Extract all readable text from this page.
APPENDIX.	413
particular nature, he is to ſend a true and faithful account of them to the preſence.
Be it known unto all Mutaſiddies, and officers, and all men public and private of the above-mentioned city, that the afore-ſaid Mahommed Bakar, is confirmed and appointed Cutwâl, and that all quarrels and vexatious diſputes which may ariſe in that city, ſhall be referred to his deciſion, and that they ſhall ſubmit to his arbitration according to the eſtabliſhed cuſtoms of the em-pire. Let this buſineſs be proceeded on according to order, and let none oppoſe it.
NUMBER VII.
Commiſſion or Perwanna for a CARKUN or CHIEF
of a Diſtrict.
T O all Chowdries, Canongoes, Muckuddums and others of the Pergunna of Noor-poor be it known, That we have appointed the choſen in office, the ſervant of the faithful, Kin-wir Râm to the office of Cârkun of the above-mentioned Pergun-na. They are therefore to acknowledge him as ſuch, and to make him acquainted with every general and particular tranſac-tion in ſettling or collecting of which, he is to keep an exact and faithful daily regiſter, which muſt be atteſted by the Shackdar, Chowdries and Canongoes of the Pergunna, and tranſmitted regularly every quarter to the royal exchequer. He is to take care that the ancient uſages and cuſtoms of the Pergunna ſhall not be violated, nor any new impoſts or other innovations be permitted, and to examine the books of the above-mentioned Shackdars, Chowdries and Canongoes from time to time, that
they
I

###

## SHORT EXERCISE:
Take the data above and return it exactly.

## ANSWER TO THE PROBLEM:
Extract all readable text from this page.
APPENDIX.	413
particular nature, he is to ſend a true and faithful account of them to the preſence.
Be it known unto all Mutaſiddies, and officers, and all men public and private of the above-mentioned city, that the afore-ſaid Mahommed Bakar, is confirmed and appointed Cutwâl, and that all quarrels and vexatious diſputes which may ariſe in that city, ſhall be referred to his deciſion, and that they ſhall ſubmit to his arbitration according to the eſtabliſhed cuſtoms of the em-pire. Let this buſineſs be proceeded on according to order, and let none oppoſe it.
NUMBER VII.
Commiſſion or Perwanna for a CARKUN or CHIEF
of a Diſtrict.
T O all Chowdries, Canongoes, Muckuddums and others of the Pergunna of Noor-poor be it known, That we have appointed the choſen in office, the ſervant of the faithful, Kin-wir Râm to the office of Cârkun of the above-mentioned Pergun-na. They are therefore to acknowledge him as ſuch, and to make him acquainted with every general and particular tranſac-tion in ſettling or collecting of which, he is to keep an exact and faithful daily regiſter, which muſt be atteſted by the Shackdar, Chowdries and Canongoes of the Pergunna, and tranſmitted regularly every quarter to the royal exchequer. He is to take care that the ancient uſages and cuſtoms of the Pergunna ſhall not be violated, nor any new impoſts or other innovations be permitted, and to examine the books of the above-mentioned Shackdars, Chowdries and Canongoes from time to time, that
they
I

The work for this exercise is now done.